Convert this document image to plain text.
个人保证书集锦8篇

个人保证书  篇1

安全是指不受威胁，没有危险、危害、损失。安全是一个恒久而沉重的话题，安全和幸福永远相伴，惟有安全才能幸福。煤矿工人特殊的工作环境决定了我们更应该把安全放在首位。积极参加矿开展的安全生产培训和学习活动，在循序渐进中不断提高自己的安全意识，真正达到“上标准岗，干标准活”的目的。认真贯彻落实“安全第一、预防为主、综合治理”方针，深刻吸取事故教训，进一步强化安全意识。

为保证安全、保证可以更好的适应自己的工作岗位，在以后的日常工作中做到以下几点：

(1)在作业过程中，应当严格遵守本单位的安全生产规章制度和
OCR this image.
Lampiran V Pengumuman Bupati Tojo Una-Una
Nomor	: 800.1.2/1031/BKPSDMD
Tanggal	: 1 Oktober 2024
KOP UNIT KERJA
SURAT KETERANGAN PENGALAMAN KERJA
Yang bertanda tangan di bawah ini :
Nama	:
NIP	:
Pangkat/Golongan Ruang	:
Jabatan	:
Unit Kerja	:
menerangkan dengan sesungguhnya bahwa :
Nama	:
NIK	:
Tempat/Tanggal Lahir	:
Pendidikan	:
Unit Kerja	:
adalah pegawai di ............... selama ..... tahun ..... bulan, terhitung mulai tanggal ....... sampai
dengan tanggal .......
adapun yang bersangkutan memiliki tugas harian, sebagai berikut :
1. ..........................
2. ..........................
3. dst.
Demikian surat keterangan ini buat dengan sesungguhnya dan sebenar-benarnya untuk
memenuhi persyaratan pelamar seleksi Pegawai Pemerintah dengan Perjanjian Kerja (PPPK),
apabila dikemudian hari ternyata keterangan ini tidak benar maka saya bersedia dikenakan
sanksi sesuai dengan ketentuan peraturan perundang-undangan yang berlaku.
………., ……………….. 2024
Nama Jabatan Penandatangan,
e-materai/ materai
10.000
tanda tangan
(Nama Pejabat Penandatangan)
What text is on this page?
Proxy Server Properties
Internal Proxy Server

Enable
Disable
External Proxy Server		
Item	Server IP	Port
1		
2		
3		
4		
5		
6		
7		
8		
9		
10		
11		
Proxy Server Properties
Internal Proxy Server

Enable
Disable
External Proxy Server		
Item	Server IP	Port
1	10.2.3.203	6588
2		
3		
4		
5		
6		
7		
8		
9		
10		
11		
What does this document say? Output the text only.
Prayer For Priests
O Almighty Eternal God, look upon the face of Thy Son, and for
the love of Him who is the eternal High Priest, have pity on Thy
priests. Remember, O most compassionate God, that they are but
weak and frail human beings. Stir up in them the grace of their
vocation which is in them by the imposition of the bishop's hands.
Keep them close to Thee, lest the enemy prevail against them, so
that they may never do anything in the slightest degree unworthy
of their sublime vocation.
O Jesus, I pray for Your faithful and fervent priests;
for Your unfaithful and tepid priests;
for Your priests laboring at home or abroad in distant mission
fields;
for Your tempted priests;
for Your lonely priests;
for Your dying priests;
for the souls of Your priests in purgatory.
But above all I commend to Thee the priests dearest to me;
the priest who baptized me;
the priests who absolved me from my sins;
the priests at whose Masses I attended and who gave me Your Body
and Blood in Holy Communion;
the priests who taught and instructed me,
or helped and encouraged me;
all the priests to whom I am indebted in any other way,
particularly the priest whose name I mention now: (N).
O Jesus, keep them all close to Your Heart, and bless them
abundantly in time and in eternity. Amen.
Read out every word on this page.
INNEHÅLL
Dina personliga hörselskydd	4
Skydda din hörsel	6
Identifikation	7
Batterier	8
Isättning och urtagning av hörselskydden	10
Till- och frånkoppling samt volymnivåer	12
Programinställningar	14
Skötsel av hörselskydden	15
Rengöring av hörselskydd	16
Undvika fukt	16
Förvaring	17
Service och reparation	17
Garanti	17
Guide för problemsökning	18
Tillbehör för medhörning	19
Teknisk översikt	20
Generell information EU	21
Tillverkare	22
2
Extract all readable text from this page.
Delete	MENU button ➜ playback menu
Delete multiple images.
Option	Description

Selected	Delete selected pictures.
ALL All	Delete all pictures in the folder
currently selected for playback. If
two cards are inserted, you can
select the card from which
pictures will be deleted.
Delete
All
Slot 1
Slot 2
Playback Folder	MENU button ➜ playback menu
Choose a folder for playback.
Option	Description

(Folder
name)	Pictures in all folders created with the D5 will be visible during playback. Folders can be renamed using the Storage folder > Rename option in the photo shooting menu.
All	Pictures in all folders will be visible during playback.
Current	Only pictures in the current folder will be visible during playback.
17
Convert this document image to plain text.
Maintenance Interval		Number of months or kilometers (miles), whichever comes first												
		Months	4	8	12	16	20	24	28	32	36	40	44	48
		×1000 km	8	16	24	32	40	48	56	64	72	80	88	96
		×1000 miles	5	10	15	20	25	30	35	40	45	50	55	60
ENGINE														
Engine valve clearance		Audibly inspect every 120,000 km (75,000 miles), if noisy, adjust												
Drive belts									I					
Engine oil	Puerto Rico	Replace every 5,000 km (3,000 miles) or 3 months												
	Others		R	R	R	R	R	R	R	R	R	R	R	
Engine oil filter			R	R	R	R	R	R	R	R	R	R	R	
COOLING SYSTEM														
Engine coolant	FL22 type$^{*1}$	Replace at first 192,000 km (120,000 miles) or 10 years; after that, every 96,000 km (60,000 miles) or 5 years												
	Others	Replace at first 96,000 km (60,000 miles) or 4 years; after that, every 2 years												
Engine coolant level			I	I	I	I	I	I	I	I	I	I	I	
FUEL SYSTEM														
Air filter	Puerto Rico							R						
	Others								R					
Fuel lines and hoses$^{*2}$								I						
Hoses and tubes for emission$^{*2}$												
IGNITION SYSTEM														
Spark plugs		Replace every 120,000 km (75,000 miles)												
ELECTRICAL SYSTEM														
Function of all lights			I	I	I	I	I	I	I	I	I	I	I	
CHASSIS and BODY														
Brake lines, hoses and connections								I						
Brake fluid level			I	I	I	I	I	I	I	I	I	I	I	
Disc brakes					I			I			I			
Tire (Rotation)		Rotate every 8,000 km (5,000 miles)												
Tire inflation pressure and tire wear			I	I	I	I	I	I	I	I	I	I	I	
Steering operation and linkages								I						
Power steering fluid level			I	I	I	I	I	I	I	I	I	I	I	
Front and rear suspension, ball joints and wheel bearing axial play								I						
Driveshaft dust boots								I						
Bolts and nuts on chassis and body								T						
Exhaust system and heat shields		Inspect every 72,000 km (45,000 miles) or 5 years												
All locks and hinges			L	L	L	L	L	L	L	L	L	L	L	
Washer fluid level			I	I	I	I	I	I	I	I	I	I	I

# STATED TASK
Quote the data in full, keeping each word unchanged.

# RESULT FOR THIS TASK
Convert this document image to plain text.
个人保证书集锦8篇

个人保证书  篇1

安全是指不受威胁，没有危险、危害、损失。安全是一个恒久而沉重的话题，安全和幸福永远相伴，惟有安全才能幸福。煤矿工人特殊的工作环境决定了我们更应该把安全放在首位。积极参加矿开展的安全生产培训和学习活动，在循序渐进中不断提高自己的安全意识，真正达到“上标准岗，干标准活”的目的。认真贯彻落实“安全第一、预防为主、综合治理”方针，深刻吸取事故教训，进一步强化安全意识。

为保证安全、保证可以更好的适应自己的工作岗位，在以后的日常工作中做到以下几点：

(1)在作业过程中，应当严格遵守本单位的安全生产规章制度和
OCR this image.
Lampiran V Pengumuman Bupati Tojo Una-Una
Nomor	: 800.1.2/1031/BKPSDMD
Tanggal	: 1 Oktober 2024
KOP UNIT KERJA
SURAT KETERANGAN PENGALAMAN KERJA
Yang bertanda tangan di bawah ini :
Nama	:
NIP	:
Pangkat/Golongan Ruang	:
Jabatan	:
Unit Kerja	:
menerangkan dengan sesungguhnya bahwa :
Nama	:
NIK	:
Tempat/Tanggal Lahir	:
Pendidikan	:
Unit Kerja	:
adalah pegawai di ............... selama ..... tahun ..... bulan, terhitung mulai tanggal ....... sampai
dengan tanggal .......
adapun yang bersangkutan memiliki tugas harian, sebagai berikut :
1. ..........................
2. ..........................
3. dst.
Demikian surat keterangan ini buat dengan sesungguhnya dan sebenar-benarnya untuk
memenuhi persyaratan pelamar seleksi Pegawai Pemerintah dengan Perjanjian Kerja (PPPK),
apabila dikemudian hari ternyata keterangan ini tidak benar maka saya bersedia dikenakan
sanksi sesuai dengan ketentuan peraturan perundang-undangan yang berlaku.
………., ……………….. 2024
Nama Jabatan Penandatangan,
e-materai/ materai
10.000
tanda tangan
(Nama Pejabat Penandatangan)
What text is on this page?
Proxy Server Properties
Internal Proxy Server

Enable
Disable
External Proxy Server		
Item	Server IP	Port
1		
2		
3		
4		
5		
6		
7		
8		
9		
10		
11		
Proxy Server Properties
Internal Proxy Server

Enable
Disable
External Proxy Server		
Item	Server IP	Port
1	10.2.3.203	6588
2		
3		
4		
5		
6		
7		
8		
9		
10		
11		
What does this document say? Output the text only.
Prayer For Priests
O Almighty Eternal God, look upon the face of Thy Son, and for
the love of Him who is the eternal High Priest, have pity on Thy
priests. Remember, O most compassionate God, that they are but
weak and frail human beings. Stir up in them the grace of their
vocation which is in them by the imposition of the bishop's hands.
Keep them close to Thee, lest the enemy prevail against them, so
that they may never do anything in the slightest degree unworthy
of their sublime vocation.
O Jesus, I pray for Your faithful and fervent priests;
for Your unfaithful and tepid priests;
for Your priests laboring at home or abroad in distant mission
fields;
for Your tempted priests;
for Your lonely priests;
for Your dying priests;
for the souls of Your priests in purgatory.
But above all I commend to Thee the priests dearest to me;
the priest who baptized me;
the priests who absolved me from my sins;
the priests at whose Masses I attended and who gave me Your Body
and Blood in Holy Communion;
the priests who taught and instructed me,
or helped and encouraged me;
all the priests to whom I am indebted in any other way,
particularly the priest whose name I mention now: (N).
O Jesus, keep them all close to Your Heart, and bless them
abundantly in time and in eternity. Amen.
Read out every word on this page.
INNEHÅLL
Dina personliga hörselskydd	4
Skydda din hörsel	6
Identifikation	7
Batterier	8
Isättning och urtagning av hörselskydden	10
Till- och frånkoppling samt volymnivåer	12
Programinställningar	14
Skötsel av hörselskydden	15
Rengöring av hörselskydd	16
Undvika fukt	16
Förvaring	17
Service och reparation	17
Garanti	17
Guide för problemsökning	18
Tillbehör för medhörning	19
Teknisk översikt	20
Generell information EU	21
Tillverkare	22
2
Extract all readable text from this page.
Delete	MENU button ➜ playback menu
Delete multiple images.
Option	Description

Selected	Delete selected pictures.
ALL All	Delete all pictures in the folder
currently selected for playback. If
two cards are inserted, you can
select the card from which
pictures will be deleted.
Delete
All
Slot 1
Slot 2
Playback Folder	MENU button ➜ playback menu
Choose a folder for playback.
Option	Description

(Folder
name)	Pictures in all folders created with the D5 will be visible during playback. Folders can be renamed using the Storage folder > Rename option in the photo shooting menu.
All	Pictures in all folders will be visible during playback.
Current	Only pictures in the current folder will be visible during playback.
17
Convert this document image to plain text.
Maintenance Interval		Number of months or kilometers (miles), whichever comes first												
		Months	4	8	12	16	20	24	28	32	36	40	44	48
		×1000 km	8	16	24	32	40	48	56	64	72	80	88	96
		×1000 miles	5	10	15	20	25	30	35	40	45	50	55	60
ENGINE														
Engine valve clearance		Audibly inspect every 120,000 km (75,000 miles), if noisy, adjust												
Drive belts									I					
Engine oil	Puerto Rico	Replace every 5,000 km (3,000 miles) or 3 months												
	Others		R	R	R	R	R	R	R	R	R	R	R	
Engine oil filter			R	R	R	R	R	R	R	R	R	R	R	
COOLING SYSTEM														
Engine coolant	FL22 type$^{*1}$	Replace at first 192,000 km (120,000 miles) or 10 years; after that, every 96,000 km (60,000 miles) or 5 years												
	Others	Replace at first 96,000 km (60,000 miles) or 4 years; after that, every 2 years												
Engine coolant level			I	I	I	I	I	I	I	I	I	I	I	
FUEL SYSTEM														
Air filter	Puerto Rico							R						
	Others								R					
Fuel lines and hoses$^{*2}$								I						
Hoses and tubes for emission$^{*2}$												
IGNITION SYSTEM														
Spark plugs		Replace every 120,000 km (75,000 miles)												
ELECTRICAL SYSTEM														
Function of all lights			I	I	I	I	I	I	I	I	I	I	I	
CHASSIS and BODY														
Brake lines, hoses and connections								I						
Brake fluid level			I	I	I	I	I	I	I	I	I	I	I	
Disc brakes					I			I			I			
Tire (Rotation)		Rotate every 8,000 km (5,000 miles)												
Tire inflation pressure and tire wear			I	I	I	I	I	I	I	I	I	I	I	
Steering operation and linkages								I						
Power steering fluid level			I	I	I	I	I	I	I	I	I	I	I	
Front and rear suspension, ball joints and wheel bearing axial play								I						
Driveshaft dust boots								I						
Bolts and nuts on chassis and body								T						
Exhaust system and heat shields		Inspect every 72,000 km (45,000 miles) or 5 years												
All locks and hinges			L	L	L	L	L	L	L	L	L	L	L	
Washer fluid level			I	I	I	I	I	I	I	I	I	I	I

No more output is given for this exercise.